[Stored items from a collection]
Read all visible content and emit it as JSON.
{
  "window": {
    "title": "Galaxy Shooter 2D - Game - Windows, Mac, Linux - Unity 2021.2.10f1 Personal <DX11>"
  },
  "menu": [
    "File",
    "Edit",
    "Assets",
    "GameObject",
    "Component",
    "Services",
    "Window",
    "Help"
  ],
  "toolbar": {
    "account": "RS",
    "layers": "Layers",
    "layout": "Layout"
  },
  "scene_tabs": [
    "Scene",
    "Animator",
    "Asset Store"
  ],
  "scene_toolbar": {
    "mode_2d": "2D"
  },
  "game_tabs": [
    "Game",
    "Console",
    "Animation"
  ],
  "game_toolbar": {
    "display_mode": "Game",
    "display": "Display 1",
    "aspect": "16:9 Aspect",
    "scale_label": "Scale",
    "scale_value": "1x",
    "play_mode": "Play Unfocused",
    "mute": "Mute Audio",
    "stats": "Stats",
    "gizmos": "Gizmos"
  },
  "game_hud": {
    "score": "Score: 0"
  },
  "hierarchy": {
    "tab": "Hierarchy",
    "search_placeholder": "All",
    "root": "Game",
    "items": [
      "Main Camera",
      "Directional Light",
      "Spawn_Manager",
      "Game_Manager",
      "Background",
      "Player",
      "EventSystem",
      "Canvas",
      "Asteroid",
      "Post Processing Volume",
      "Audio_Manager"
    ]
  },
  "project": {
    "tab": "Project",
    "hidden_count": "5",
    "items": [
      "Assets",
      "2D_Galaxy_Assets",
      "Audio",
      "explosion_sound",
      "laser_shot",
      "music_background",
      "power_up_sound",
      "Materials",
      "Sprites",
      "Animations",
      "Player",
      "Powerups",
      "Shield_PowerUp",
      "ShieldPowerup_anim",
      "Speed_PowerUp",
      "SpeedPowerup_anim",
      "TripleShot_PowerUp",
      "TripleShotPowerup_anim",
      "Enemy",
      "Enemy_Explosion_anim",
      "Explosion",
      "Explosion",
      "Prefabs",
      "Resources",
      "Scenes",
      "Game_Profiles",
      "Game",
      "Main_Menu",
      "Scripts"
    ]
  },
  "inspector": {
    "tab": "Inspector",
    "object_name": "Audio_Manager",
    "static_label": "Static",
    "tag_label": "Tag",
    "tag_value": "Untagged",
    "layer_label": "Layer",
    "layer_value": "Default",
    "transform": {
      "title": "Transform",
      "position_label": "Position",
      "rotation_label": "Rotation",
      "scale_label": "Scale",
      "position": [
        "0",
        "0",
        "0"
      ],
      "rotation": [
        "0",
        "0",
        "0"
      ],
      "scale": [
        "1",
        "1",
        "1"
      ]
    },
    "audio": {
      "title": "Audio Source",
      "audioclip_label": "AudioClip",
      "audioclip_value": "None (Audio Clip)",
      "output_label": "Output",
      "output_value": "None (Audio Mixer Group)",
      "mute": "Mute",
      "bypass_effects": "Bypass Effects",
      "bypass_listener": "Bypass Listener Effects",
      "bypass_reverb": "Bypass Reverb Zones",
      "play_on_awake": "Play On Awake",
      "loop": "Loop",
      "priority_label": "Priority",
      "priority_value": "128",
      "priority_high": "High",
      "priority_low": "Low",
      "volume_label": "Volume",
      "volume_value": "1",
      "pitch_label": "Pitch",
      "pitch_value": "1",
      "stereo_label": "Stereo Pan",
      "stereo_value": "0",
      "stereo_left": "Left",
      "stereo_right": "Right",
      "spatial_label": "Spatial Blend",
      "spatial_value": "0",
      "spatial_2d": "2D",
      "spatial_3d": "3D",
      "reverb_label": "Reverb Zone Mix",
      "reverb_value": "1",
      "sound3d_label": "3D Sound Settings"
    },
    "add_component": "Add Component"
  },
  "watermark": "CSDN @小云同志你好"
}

> [AIM] Could you reproduce every record above exactly as it appears?

> [REPLY]
Read all visible content and emit it as JSON.
{
  "window": {
    "title": "Galaxy Shooter 2D - Game - Windows, Mac, Linux - Unity 2021.2.10f1 Personal <DX11>"
  },
  "menu": [
    "File",
    "Edit",
    "Assets",
    "GameObject",
    "Component",
    "Services",
    "Window",
    "Help"
  ],
  "toolbar": {
    "account": "RS",
    "layers": "Layers",
    "layout": "Layout"
  },
  "scene_tabs": [
    "Scene",
    "Animator",
    "Asset Store"
  ],
  "scene_toolbar": {
    "mode_2d": "2D"
  },
  "game_tabs": [
    "Game",
    "Console",
    "Animation"
  ],
  "game_toolbar": {
    "display_mode": "Game",
    "display": "Display 1",
    "aspect": "16:9 Aspect",
    "scale_label": "Scale",
    "scale_value": "1x",
    "play_mode": "Play Unfocused",
    "mute": "Mute Audio",
    "stats": "Stats",
    "gizmos": "Gizmos"
  },
  "game_hud": {
    "score": "Score: 0"
  },
  "hierarchy": {
    "tab": "Hierarchy",
    "search_placeholder": "All",
    "root": "Game",
    "items": [
      "Main Camera",
      "Directional Light",
      "Spawn_Manager",
      "Game_Manager",
      "Background",
      "Player",
      "EventSystem",
      "Canvas",
      "Asteroid",
      "Post Processing Volume",
      "Audio_Manager"
    ]
  },
  "project": {
    "tab": "Project",
    "hidden_count": "5",
    "items": [
      "Assets",
      "2D_Galaxy_Assets",
      "Audio",
      "explosion_sound",
      "laser_shot",
      "music_background",
      "power_up_sound",
      "Materials",
      "Sprites",
      "Animations",
      "Player",
      "Powerups",
      "Shield_PowerUp",
      "ShieldPowerup_anim",
      "Speed_PowerUp",
      "SpeedPowerup_anim",
      "TripleShot_PowerUp",
      "TripleShotPowerup_anim",
      "Enemy",
      "Enemy_Explosion_anim",
      "Explosion",
      "Explosion",
      "Prefabs",
      "Resources",
      "Scenes",
      "Game_Profiles",
      "Game",
      "Main_Menu",
      "Scripts"
    ]
  },
  "inspector": {
    "tab": "Inspector",
    "object_name": "Audio_Manager",
    "static_label": "Static",
    "tag_label": "Tag",
    "tag_value": "Untagged",
    "layer_label": "Layer",
    "layer_value": "Default",
    "transform": {
      "title": "Transform",
      "position_label": "Position",
      "rotation_label": "Rotation",
      "scale_label": "Scale",
      "position": [
        "0",
        "0",
        "0"
      ],
      "rotation": [
        "0",
        "0",
        "0"
      ],
      "scale": [
        "1",
        "1",
        "1"
      ]
    },
    "audio": {
      "title": "Audio Source",
      "audioclip_label": "AudioClip",
      "audioclip_value": "None (Audio Clip)",
      "output_label": "Output",
      "output_value": "None (Audio Mixer Group)",
      "mute": "Mute",
      "bypass_effects": "Bypass Effects",
      "bypass_listener": "Bypass Listener Effects",
      "bypass_reverb": "Bypass Reverb Zones",
      "play_on_awake": "Play On Awake",
      "loop": "Loop",
      "priority_label": "Priority",
      "priority_value": "128",
      "priority_high": "High",
      "priority_low": "Low",
      "volume_label": "Volume",
      "volume_value": "1",
      "pitch_label": "Pitch",
      "pitch_value": "1",
      "stereo_label": "Stereo Pan",
      "stereo_value": "0",
      "stereo_left": "Left",
      "stereo_right": "Right",
      "spatial_label": "Spatial Blend",
      "spatial_value": "0",
      "spatial_2d": "2D",
      "spatial_3d": "3D",
      "reverb_label": "Reverb Zone Mix",
      "reverb_value": "1",
      "sound3d_label": "3D Sound Settings"
    },
    "add_component": "Add Component"
  },
  "watermark": "CSDN @小云同志你好"
}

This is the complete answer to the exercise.